*WRITTEN TASK*
Below is a block of records; repeat all of them exactly.
◆ ◆ ◆ ◆ ◆
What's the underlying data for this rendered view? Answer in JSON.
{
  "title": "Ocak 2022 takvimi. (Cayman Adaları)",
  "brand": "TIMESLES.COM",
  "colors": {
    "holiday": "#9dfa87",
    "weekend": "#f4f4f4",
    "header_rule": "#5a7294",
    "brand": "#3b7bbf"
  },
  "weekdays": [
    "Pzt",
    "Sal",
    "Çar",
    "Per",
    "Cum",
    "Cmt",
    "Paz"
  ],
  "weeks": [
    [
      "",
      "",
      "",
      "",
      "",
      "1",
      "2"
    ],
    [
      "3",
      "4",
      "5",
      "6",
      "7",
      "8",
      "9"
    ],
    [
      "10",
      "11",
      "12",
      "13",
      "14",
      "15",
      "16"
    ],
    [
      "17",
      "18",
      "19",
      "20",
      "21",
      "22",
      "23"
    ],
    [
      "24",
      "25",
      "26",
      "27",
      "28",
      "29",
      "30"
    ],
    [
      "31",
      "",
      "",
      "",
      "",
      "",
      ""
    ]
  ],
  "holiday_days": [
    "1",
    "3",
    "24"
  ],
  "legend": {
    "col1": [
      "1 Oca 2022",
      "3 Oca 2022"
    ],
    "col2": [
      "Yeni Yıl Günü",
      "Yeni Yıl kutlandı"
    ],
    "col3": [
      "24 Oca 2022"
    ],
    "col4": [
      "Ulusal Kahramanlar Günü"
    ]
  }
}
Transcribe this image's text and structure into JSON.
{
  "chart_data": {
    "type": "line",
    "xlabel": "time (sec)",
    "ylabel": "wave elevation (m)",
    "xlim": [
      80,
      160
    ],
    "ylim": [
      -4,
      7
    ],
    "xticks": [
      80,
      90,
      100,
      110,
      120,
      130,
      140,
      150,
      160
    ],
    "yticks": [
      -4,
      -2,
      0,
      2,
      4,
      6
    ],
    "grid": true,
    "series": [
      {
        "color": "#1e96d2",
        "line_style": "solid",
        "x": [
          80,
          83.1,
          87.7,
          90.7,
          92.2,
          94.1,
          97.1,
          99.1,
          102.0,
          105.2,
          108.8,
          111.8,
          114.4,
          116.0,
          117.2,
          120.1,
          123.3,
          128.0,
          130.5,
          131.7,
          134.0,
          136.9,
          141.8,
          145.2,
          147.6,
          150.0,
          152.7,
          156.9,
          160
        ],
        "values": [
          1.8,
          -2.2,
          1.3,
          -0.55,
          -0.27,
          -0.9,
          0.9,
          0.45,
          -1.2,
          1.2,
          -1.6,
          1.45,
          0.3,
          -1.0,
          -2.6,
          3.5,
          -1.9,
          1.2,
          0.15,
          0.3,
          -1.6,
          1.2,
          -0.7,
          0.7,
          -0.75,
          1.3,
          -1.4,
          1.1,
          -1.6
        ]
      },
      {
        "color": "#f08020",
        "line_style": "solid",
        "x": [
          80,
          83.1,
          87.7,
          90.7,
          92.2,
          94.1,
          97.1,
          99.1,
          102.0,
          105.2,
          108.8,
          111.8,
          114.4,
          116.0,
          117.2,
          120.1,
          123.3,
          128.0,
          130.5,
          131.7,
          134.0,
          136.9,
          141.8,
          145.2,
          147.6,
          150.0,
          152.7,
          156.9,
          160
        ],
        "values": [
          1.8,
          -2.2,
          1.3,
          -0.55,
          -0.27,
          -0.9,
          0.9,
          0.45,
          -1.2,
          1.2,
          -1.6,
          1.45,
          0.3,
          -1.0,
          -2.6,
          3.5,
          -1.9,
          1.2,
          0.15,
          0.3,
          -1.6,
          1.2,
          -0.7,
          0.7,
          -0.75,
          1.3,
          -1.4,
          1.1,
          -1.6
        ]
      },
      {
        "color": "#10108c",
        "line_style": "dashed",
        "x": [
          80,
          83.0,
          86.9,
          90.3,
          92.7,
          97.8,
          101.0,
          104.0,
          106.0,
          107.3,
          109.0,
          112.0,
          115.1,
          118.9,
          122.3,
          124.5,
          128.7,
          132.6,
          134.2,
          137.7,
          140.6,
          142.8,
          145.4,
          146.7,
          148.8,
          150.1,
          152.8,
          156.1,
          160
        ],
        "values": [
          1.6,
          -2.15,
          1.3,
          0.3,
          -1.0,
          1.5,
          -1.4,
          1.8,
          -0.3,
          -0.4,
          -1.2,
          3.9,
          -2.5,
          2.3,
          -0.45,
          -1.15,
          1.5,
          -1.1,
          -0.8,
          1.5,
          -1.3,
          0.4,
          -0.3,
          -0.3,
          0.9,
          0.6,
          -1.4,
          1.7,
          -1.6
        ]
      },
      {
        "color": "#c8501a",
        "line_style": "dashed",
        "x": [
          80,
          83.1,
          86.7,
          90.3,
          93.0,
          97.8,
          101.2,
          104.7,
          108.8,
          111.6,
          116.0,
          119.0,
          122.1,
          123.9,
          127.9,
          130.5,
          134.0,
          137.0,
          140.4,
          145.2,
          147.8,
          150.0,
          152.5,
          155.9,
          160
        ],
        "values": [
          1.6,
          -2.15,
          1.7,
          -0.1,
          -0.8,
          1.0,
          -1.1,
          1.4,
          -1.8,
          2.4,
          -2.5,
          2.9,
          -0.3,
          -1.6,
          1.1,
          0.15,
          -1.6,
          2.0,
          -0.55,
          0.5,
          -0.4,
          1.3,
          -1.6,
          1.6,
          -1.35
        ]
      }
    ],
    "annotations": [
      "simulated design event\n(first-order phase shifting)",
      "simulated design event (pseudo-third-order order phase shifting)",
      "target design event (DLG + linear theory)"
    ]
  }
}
◆ ◆ ◆ ◆ ◆
*PROBLEM SOLUTION*
What's the underlying data for this rendered view? Answer in JSON.
{
  "title": "Ocak 2022 takvimi. (Cayman Adaları)",
  "brand": "TIMESLES.COM",
  "colors": {
    "holiday": "#9dfa87",
    "weekend": "#f4f4f4",
    "header_rule": "#5a7294",
    "brand": "#3b7bbf"
  },
  "weekdays": [
    "Pzt",
    "Sal",
    "Çar",
    "Per",
    "Cum",
    "Cmt",
    "Paz"
  ],
  "weeks": [
    [
      "",
      "",
      "",
      "",
      "",
      "1",
      "2"
    ],
    [
      "3",
      "4",
      "5",
      "6",
      "7",
      "8",
      "9"
    ],
    [
      "10",
      "11",
      "12",
      "13",
      "14",
      "15",
      "16"
    ],
    [
      "17",
      "18",
      "19",
      "20",
      "21",
      "22",
      "23"
    ],
    [
      "24",
      "25",
      "26",
      "27",
      "28",
      "29",
      "30"
    ],
    [
      "31",
      "",
      "",
      "",
      "",
      "",
      ""
    ]
  ],
  "holiday_days": [
    "1",
    "3",
    "24"
  ],
  "legend": {
    "col1": [
      "1 Oca 2022",
      "3 Oca 2022"
    ],
    "col2": [
      "Yeni Yıl Günü",
      "Yeni Yıl kutlandı"
    ],
    "col3": [
      "24 Oca 2022"
    ],
    "col4": [
      "Ulusal Kahramanlar Günü"
    ]
  }
}
Transcribe this image's text and structure into JSON.
{
  "chart_data": {
    "type": "line",
    "xlabel": "time (sec)",
    "ylabel": "wave elevation (m)",
    "xlim": [
      80,
      160
    ],
    "ylim": [
      -4,
      7
    ],
    "xticks": [
      80,
      90,
      100,
      110,
      120,
      130,
      140,
      150,
      160
    ],
    "yticks": [
      -4,
      -2,
      0,
      2,
      4,
      6
    ],
    "grid": true,
    "series": [
      {
        "color": "#1e96d2",
        "line_style": "solid",
        "x": [
          80,
          83.1,
          87.7,
          90.7,
          92.2,
          94.1,
          97.1,
          99.1,
          102.0,
          105.2,
          108.8,
          111.8,
          114.4,
          116.0,
          117.2,
          120.1,
          123.3,
          128.0,
          130.5,
          131.7,
          134.0,
          136.9,
          141.8,
          145.2,
          147.6,
          150.0,
          152.7,
          156.9,
          160
        ],
        "values": [
          1.8,
          -2.2,
          1.3,
          -0.55,
          -0.27,
          -0.9,
          0.9,
          0.45,
          -1.2,
          1.2,
          -1.6,
          1.45,
          0.3,
          -1.0,
          -2.6,
          3.5,
          -1.9,
          1.2,
          0.15,
          0.3,
          -1.6,
          1.2,
          -0.7,
          0.7,
          -0.75,
          1.3,
          -1.4,
          1.1,
          -1.6
        ]
      },
      {
        "color": "#f08020",
        "line_style": "solid",
        "x": [
          80,
          83.1,
          87.7,
          90.7,
          92.2,
          94.1,
          97.1,
          99.1,
          102.0,
          105.2,
          108.8,
          111.8,
          114.4,
          116.0,
          117.2,
          120.1,
          123.3,
          128.0,
          130.5,
          131.7,
          134.0,
          136.9,
          141.8,
          145.2,
          147.6,
          150.0,
          152.7,
          156.9,
          160
        ],
        "values": [
          1.8,
          -2.2,
          1.3,
          -0.55,
          -0.27,
          -0.9,
          0.9,
          0.45,
          -1.2,
          1.2,
          -1.6,
          1.45,
          0.3,
          -1.0,
          -2.6,
          3.5,
          -1.9,
          1.2,
          0.15,
          0.3,
          -1.6,
          1.2,
          -0.7,
          0.7,
          -0.75,
          1.3,
          -1.4,
          1.1,
          -1.6
        ]
      },
      {
        "color": "#10108c",
        "line_style": "dashed",
        "x": [
          80,
          83.0,
          86.9,
          90.3,
          92.7,
          97.8,
          101.0,
          104.0,
          106.0,
          107.3,
          109.0,
          112.0,
          115.1,
          118.9,
          122.3,
          124.5,
          128.7,
          132.6,
          134.2,
          137.7,
          140.6,
          142.8,
          145.4,
          146.7,
          148.8,
          150.1,
          152.8,
          156.1,
          160
        ],
        "values": [
          1.6,
          -2.15,
          1.3,
          0.3,
          -1.0,
          1.5,
          -1.4,
          1.8,
          -0.3,
          -0.4,
          -1.2,
          3.9,
          -2.5,
          2.3,
          -0.45,
          -1.15,
          1.5,
          -1.1,
          -0.8,
          1.5,
          -1.3,
          0.4,
          -0.3,
          -0.3,
          0.9,
          0.6,
          -1.4,
          1.7,
          -1.6
        ]
      },
      {
        "color": "#c8501a",
        "line_style": "dashed",
        "x": [
          80,
          83.1,
          86.7,
          90.3,
          93.0,
          97.8,
          101.2,
          104.7,
          108.8,
          111.6,
          116.0,
          119.0,
          122.1,
          123.9,
          127.9,
          130.5,
          134.0,
          137.0,
          140.4,
          145.2,
          147.8,
          150.0,
          152.5,
          155.9,
          160
        ],
        "values": [
          1.6,
          -2.15,
          1.7,
          -0.1,
          -0.8,
          1.0,
          -1.1,
          1.4,
          -1.8,
          2.4,
          -2.5,
          2.9,
          -0.3,
          -1.6,
          1.1,
          0.15,
          -1.6,
          2.0,
          -0.55,
          0.5,
          -0.4,
          1.3,
          -1.6,
          1.6,
          -1.35
        ]
      }
    ],
    "annotations": [
      "simulated design event\n(first-order phase shifting)",
      "simulated design event (pseudo-third-order order phase shifting)",
      "target design event (DLG + linear theory)"
    ]
  }
}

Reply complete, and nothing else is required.